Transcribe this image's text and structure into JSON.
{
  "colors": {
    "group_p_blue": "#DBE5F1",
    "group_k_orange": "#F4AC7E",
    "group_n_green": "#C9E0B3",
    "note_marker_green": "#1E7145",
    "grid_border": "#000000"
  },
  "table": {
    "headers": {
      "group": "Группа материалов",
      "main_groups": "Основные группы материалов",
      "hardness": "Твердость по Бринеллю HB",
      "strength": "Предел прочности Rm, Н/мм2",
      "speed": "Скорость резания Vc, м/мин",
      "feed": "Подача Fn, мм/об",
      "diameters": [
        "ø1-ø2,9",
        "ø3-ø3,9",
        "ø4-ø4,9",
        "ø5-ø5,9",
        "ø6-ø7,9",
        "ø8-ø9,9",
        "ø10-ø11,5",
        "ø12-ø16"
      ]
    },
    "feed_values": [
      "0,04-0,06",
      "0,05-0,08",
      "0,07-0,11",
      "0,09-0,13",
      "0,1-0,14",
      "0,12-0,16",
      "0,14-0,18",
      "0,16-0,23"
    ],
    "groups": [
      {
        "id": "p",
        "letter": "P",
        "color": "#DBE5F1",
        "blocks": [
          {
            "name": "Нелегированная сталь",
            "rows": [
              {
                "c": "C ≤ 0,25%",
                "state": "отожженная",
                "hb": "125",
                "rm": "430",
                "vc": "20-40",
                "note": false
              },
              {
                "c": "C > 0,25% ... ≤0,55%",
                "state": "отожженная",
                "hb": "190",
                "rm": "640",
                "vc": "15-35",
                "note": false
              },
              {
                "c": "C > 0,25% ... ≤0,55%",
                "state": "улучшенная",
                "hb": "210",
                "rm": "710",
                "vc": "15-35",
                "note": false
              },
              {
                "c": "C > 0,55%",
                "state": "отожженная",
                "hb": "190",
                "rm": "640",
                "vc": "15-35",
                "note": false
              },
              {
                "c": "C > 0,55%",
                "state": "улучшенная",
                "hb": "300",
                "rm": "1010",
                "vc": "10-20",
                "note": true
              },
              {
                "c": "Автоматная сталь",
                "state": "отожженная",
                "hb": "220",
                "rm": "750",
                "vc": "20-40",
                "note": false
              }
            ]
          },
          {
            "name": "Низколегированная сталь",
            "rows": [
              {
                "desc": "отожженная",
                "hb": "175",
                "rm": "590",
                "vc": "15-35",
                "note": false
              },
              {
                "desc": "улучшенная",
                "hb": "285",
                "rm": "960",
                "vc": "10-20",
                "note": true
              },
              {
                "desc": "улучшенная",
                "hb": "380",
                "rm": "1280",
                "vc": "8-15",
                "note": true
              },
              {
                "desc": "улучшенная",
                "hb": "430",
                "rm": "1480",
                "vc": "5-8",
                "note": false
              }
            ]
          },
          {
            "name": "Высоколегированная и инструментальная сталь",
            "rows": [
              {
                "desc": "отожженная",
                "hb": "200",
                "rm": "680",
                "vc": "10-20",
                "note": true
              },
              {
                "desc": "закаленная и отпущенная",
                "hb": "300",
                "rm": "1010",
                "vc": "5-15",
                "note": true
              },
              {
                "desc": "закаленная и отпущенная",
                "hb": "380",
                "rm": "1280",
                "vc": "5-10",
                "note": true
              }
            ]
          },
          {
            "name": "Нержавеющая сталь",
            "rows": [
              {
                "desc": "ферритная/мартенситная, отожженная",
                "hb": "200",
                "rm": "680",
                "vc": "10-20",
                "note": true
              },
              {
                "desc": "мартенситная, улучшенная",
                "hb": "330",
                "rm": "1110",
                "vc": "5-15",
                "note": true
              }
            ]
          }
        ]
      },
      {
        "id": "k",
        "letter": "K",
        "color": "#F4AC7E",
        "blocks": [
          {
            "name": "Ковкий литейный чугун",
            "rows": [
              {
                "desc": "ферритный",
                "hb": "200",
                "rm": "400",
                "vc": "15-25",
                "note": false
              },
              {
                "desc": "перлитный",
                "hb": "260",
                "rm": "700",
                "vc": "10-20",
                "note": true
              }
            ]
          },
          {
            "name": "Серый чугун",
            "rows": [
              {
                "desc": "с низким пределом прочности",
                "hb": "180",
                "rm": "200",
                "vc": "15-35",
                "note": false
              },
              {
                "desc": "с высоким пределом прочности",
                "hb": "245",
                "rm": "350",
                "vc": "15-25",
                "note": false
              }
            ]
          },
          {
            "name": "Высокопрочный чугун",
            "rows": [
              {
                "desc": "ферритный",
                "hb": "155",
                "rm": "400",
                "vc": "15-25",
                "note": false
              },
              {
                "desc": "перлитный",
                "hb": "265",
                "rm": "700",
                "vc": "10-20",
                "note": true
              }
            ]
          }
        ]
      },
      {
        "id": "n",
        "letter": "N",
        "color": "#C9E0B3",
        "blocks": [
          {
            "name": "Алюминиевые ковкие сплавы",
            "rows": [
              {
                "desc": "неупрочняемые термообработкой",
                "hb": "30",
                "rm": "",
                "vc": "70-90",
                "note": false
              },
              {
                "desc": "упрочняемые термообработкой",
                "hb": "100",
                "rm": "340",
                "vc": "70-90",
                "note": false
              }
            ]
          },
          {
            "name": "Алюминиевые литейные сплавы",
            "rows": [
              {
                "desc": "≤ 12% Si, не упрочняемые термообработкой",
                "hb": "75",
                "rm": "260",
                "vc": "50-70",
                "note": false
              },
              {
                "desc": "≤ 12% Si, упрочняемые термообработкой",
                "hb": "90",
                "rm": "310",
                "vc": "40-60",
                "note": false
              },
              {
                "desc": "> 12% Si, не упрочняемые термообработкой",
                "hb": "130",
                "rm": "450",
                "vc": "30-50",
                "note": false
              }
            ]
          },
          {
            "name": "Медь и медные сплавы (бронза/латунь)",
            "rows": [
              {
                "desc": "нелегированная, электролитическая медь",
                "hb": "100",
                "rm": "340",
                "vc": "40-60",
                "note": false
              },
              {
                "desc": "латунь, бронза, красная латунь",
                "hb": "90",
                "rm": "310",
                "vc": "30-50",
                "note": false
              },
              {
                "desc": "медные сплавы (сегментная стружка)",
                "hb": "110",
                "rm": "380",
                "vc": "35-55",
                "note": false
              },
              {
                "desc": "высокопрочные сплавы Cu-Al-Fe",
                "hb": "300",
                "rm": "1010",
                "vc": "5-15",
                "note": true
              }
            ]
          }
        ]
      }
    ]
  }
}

============

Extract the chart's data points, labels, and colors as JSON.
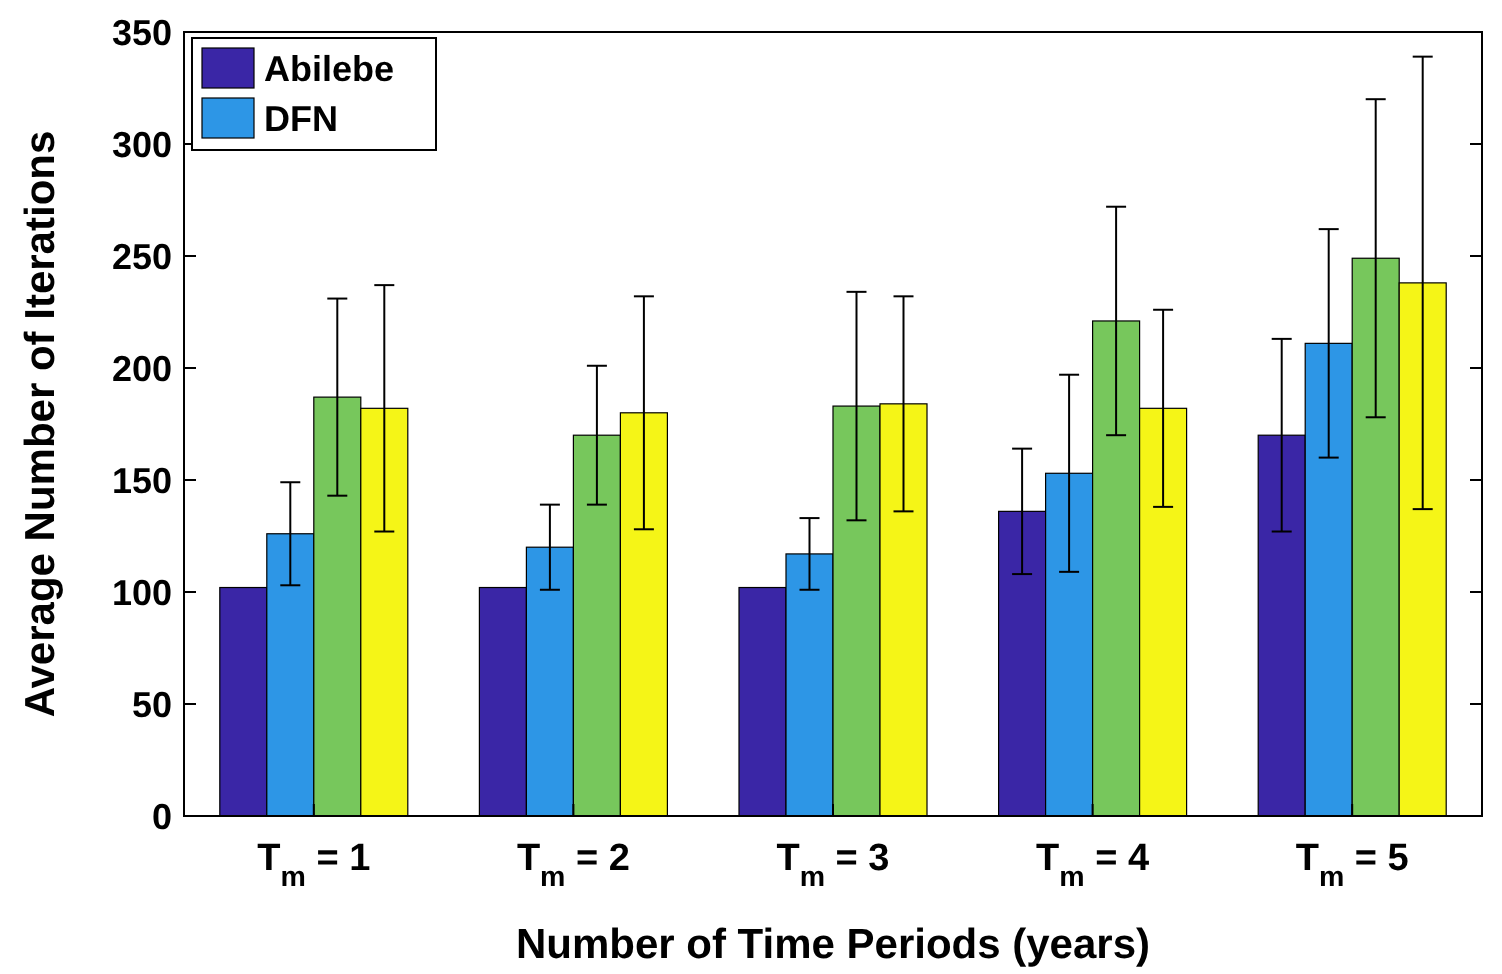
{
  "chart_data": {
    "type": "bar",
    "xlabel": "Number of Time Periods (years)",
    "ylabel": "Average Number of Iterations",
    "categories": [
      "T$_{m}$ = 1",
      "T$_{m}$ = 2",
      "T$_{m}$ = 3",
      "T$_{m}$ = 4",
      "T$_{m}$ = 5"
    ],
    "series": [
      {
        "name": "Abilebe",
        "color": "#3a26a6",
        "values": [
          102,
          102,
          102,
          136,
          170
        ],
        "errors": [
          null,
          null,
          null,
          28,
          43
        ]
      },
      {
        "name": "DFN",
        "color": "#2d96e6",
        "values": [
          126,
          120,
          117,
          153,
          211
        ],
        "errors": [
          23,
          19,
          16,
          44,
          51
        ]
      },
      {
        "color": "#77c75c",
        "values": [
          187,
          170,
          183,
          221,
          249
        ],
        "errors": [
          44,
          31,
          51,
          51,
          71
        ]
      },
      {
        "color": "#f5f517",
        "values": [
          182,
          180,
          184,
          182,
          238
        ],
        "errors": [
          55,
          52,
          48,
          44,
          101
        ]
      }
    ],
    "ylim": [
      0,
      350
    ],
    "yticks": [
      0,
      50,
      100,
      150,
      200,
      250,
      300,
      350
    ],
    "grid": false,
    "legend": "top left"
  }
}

============

§ Goal
Locate the word "Алюминиевые" in the entries, and copy every line where it is found.

§ Exercise result
            "name": "Алюминиевые ковкие сплавы",
            "name": "Алюминиевые литейные сплавы",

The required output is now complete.